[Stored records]
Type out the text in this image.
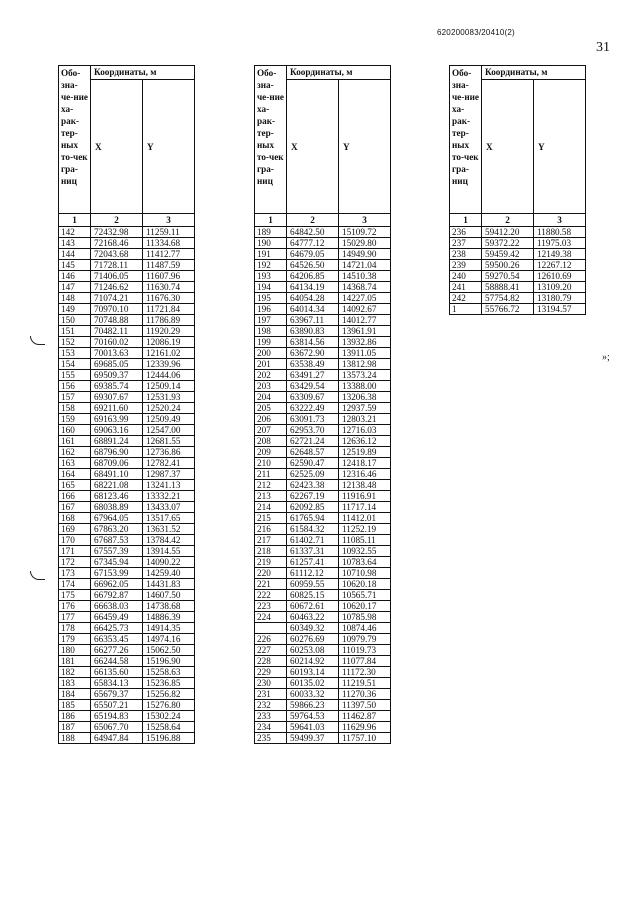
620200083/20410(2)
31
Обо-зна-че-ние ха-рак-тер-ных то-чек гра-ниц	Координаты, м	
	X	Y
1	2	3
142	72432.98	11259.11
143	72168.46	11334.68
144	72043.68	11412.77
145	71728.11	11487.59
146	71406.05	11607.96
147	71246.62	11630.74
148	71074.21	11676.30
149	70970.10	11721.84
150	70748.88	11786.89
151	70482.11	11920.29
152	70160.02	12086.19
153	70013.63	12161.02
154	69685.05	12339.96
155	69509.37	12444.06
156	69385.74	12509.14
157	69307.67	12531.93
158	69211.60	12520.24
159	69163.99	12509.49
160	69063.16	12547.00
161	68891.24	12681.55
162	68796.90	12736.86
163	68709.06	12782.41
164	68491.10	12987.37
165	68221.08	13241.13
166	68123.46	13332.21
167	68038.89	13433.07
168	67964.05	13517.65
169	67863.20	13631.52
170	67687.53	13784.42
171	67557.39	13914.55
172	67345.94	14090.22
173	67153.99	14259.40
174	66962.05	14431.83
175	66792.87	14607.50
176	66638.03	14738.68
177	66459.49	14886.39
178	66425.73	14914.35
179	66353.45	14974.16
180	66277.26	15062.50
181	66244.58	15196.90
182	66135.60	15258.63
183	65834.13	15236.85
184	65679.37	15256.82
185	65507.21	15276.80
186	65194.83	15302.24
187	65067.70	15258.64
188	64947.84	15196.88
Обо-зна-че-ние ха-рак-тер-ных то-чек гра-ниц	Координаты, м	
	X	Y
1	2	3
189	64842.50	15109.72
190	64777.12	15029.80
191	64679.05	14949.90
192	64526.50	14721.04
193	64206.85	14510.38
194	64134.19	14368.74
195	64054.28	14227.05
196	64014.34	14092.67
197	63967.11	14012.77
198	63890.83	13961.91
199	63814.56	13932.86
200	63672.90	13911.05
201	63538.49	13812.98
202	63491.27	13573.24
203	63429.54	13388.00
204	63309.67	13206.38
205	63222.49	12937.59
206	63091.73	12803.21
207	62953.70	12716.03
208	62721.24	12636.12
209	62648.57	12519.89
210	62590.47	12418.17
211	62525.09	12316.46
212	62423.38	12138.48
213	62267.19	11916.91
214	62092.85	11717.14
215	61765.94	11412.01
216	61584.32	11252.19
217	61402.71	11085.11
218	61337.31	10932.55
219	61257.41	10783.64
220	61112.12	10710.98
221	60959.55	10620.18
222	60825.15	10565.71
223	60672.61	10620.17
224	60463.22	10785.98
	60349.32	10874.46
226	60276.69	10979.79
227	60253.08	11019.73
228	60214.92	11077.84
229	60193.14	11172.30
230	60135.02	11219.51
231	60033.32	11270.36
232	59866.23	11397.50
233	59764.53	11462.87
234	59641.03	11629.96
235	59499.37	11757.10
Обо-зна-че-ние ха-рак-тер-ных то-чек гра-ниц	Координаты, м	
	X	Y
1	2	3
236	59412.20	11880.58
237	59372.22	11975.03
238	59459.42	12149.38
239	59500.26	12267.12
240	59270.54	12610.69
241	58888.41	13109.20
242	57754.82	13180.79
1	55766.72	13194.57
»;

_Task directions_: Leave images out of the retyped records; keep all else exact.

_Response to the task_:
Type out the text in this image.
620200083/20410(2)
31
Обо-зна-че-ние ха-рак-тер-ных то-чек гра-ниц	Координаты, м	
	X	Y
1	2	3
142	72432.98	11259.11
143	72168.46	11334.68
144	72043.68	11412.77
145	71728.11	11487.59
146	71406.05	11607.96
147	71246.62	11630.74
148	71074.21	11676.30
149	70970.10	11721.84
150	70748.88	11786.89
151	70482.11	11920.29
152	70160.02	12086.19
153	70013.63	12161.02
154	69685.05	12339.96
155	69509.37	12444.06
156	69385.74	12509.14
157	69307.67	12531.93
158	69211.60	12520.24
159	69163.99	12509.49
160	69063.16	12547.00
161	68891.24	12681.55
162	68796.90	12736.86
163	68709.06	12782.41
164	68491.10	12987.37
165	68221.08	13241.13
166	68123.46	13332.21
167	68038.89	13433.07
168	67964.05	13517.65
169	67863.20	13631.52
170	67687.53	13784.42
171	67557.39	13914.55
172	67345.94	14090.22
173	67153.99	14259.40
174	66962.05	14431.83
175	66792.87	14607.50
176	66638.03	14738.68
177	66459.49	14886.39
178	66425.73	14914.35
179	66353.45	14974.16
180	66277.26	15062.50
181	66244.58	15196.90
182	66135.60	15258.63
183	65834.13	15236.85
184	65679.37	15256.82
185	65507.21	15276.80
186	65194.83	15302.24
187	65067.70	15258.64
188	64947.84	15196.88
Обо-зна-че-ние ха-рак-тер-ных то-чек гра-ниц	Координаты, м	
	X	Y
1	2	3
189	64842.50	15109.72
190	64777.12	15029.80
191	64679.05	14949.90
192	64526.50	14721.04
193	64206.85	14510.38
194	64134.19	14368.74
195	64054.28	14227.05
196	64014.34	14092.67
197	63967.11	14012.77
198	63890.83	13961.91
199	63814.56	13932.86
200	63672.90	13911.05
201	63538.49	13812.98
202	63491.27	13573.24
203	63429.54	13388.00
204	63309.67	13206.38
205	63222.49	12937.59
206	63091.73	12803.21
207	62953.70	12716.03
208	62721.24	12636.12
209	62648.57	12519.89
210	62590.47	12418.17
211	62525.09	12316.46
212	62423.38	12138.48
213	62267.19	11916.91
214	62092.85	11717.14
215	61765.94	11412.01
216	61584.32	11252.19
217	61402.71	11085.11
218	61337.31	10932.55
219	61257.41	10783.64
220	61112.12	10710.98
221	60959.55	10620.18
222	60825.15	10565.71
223	60672.61	10620.17
224	60463.22	10785.98
	60349.32	10874.46
226	60276.69	10979.79
227	60253.08	11019.73
228	60214.92	11077.84
229	60193.14	11172.30
230	60135.02	11219.51
231	60033.32	11270.36
232	59866.23	11397.50
233	59764.53	11462.87
234	59641.03	11629.96
235	59499.37	11757.10
Обо-зна-че-ние ха-рак-тер-ных то-чек гра-ниц	Координаты, м	
	X	Y
1	2	3
236	59412.20	11880.58
237	59372.22	11975.03
238	59459.42	12149.38
239	59500.26	12267.12
240	59270.54	12610.69
241	58888.41	13109.20
242	57754.82	13180.79
1	55766.72	13194.57
»;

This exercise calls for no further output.